Page extract:
From Mittenzweig (Die Bakteriologie der Infectionskrankheiten), I deduce that Fluegge saw round bodies with a conical elongation, besides rods, in leprosy. They should be identical with the oval terminal cells described by me. Matterstock made similar findings in the syphilis bacillus.
If my presentation is correct, and this can be put to the test of control-observations, it becomes evident that the name Bacillus no longer applies to the leprosy organism, since the genus Bacillus is defined as rod-like cells, or complexes of cells, which are not further differentiated and which produce endogenous spores. I propose the new generic name of Coccothrix, as a genus of the family Coccothricaceae, for the organism of leprosy and other related species. The genus can be defined as follows:
Small, round, coccus-like cells, which divide without participation of the investing membrane and only in one direction, so that they are found either isolated or disposed in linear rows. They are invested by membranes which distend and swell to a gelatinous consistence by turgescence; the individual cells are separated by interstitial parts which exceed their diameter in size. Structures like strings of pearls or like rods, appear when the innermost layers of the membranous, gelatinous sheath are stained; larger cells, partly oval and with a double contour are found, either free or at the end of the cell-rows. This genus comprises initially both the organism of leprosy and that of tuberculosis. Some other organisms of putrefaction seen by me should also belong to it, as well as the schizomycete photographed by Koch already mentioned above and, to judge by its similarity, also the so-called Bacillus malariae of Klebs and Tommasi.
Without going into this further, I should like to say a few words about the so-called tubercle bacillus.
My interpretation of this is decidedly opposed to that of its discoverer. From the figure of the light interstice published by him (Mitth. desReichsgesundheitamtesBd. II, Pl. X, fig. 47) one might infer a completely different structure.
Owing to the minute size of the object and the differences in staining methods, such differences are possible. It gives me satisfaction to note, however, that the results obtained by me in regard to leprosy were obtained by others in regard to tuberculosis, though so far as I know, no one has proceeded on the decisive and energetic summing up that is required for a clear cut understanding of the principles involved. Already the first fuchsin preparation of inoculated tuberculosis made by Prof. Schrón in Naples and shown by him to me under the highest magnification showed the typical Streptococcus form. Retrospectively, I remember perfectly that the Professor called my attention to them. If I am not mistaken, Prof. Shrón had already then, prior to my study of the organism of leprosy, observed the formation of spores in the tubercle organism, by which of course are not meant the clear interstitial spaces. Though I am unacquainted with the details, I presume that he saw the same forms which I observed in leprosy and thus feel it my duty not to stand in the way of his priority.

Action item:
For each statement below, answer yes or no depending on whether it agrees with the passage on the leprosy organism, and quote the exact words of the passage that decide it. 1. The writer proposes the generic name Coccothrix for the leprosy organism. 2. The writer's view of the tubercle bacillus matches that of its discoverer. 3. Matterstock made similar findings in the cholera bacillus.

Source information:
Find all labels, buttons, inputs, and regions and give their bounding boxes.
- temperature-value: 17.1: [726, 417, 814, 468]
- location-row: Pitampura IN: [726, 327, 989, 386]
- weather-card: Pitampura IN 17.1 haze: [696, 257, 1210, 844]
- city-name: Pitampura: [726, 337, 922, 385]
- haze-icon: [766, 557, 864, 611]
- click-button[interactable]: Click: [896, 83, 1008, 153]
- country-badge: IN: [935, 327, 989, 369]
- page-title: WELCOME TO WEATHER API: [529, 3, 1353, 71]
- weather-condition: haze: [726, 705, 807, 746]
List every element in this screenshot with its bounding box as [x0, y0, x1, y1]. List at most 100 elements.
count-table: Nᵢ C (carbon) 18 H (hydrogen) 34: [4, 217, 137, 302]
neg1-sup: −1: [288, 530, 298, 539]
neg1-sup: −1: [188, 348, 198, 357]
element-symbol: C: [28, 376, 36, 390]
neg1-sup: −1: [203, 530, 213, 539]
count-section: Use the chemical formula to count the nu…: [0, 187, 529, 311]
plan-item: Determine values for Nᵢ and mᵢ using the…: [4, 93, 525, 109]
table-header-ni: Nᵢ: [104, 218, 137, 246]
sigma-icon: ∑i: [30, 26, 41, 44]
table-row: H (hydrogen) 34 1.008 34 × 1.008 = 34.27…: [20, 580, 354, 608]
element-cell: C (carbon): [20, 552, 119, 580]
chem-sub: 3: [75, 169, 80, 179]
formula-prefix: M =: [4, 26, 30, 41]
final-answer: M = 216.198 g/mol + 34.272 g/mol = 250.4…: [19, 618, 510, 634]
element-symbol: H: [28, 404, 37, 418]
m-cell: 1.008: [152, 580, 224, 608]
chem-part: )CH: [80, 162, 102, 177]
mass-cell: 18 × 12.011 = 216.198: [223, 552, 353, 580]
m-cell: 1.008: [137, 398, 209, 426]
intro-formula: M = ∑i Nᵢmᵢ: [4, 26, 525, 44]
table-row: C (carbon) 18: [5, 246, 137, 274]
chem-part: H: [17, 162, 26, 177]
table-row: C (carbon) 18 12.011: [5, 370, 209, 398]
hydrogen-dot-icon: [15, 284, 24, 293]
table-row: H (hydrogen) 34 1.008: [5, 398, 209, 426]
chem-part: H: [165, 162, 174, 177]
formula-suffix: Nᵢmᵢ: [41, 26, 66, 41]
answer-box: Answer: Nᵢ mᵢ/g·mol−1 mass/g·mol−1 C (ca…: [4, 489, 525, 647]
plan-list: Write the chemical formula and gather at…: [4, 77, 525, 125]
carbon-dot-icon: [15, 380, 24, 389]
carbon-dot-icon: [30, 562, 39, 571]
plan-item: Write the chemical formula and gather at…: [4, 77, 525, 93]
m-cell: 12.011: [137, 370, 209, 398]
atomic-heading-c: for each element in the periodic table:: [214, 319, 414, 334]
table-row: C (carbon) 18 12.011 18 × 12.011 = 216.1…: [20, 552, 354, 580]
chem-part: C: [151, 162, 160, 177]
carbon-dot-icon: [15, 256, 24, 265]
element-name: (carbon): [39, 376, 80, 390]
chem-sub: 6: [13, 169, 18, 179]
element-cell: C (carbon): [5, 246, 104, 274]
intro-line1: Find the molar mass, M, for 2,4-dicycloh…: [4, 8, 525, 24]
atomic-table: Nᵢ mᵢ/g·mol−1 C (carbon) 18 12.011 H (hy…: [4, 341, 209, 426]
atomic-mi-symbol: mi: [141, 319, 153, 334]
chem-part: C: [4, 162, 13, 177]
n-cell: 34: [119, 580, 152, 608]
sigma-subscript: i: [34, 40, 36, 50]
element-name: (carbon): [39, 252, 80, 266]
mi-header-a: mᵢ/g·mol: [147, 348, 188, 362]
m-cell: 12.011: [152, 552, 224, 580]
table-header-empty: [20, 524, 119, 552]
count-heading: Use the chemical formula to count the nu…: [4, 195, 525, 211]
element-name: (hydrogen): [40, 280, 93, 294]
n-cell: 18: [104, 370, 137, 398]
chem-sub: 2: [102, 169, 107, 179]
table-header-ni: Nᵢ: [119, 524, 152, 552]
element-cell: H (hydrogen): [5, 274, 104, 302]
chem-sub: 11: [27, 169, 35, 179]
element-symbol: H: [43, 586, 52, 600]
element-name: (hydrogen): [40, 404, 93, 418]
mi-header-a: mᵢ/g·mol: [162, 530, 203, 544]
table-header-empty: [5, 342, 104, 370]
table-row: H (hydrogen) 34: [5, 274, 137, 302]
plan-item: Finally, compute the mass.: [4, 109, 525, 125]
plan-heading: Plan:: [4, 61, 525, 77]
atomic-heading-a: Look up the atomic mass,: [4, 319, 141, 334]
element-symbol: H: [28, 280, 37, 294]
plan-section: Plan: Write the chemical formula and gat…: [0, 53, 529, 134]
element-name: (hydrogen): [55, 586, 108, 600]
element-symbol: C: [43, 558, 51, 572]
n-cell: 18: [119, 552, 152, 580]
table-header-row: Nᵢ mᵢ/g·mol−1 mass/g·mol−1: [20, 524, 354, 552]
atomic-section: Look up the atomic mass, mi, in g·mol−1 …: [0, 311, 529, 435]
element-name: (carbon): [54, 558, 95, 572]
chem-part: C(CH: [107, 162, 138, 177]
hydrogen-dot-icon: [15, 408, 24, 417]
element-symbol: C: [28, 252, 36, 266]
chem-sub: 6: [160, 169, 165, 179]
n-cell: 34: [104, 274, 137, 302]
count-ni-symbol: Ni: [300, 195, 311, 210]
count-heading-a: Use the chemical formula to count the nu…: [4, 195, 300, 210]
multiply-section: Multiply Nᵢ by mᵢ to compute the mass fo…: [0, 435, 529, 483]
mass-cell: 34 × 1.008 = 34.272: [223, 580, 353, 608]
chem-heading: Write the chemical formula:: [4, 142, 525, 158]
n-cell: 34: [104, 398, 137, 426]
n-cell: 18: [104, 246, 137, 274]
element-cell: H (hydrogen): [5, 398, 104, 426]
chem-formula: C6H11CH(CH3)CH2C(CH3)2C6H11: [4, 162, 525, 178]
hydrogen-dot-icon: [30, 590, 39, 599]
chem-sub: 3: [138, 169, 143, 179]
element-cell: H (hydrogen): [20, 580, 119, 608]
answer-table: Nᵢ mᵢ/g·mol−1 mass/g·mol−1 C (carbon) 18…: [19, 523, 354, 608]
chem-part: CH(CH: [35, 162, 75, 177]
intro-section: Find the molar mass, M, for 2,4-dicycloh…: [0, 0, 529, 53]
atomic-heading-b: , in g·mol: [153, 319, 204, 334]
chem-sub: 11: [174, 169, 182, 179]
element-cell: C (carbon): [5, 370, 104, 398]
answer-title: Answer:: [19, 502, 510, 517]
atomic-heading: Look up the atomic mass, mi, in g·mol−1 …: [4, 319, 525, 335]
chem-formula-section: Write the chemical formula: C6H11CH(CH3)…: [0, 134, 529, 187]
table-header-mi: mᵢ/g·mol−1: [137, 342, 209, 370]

Task response:
1. Yes: "I propose the new generic name of Coccothrix, as a genus of the family Coccothricaceae, for the organism of leprosy and other related species."
2. No: "My interpretation of this is decidedly opposed to that of its discoverer."
3. No: "Matterstock made similar findings in the syphilis bacillus."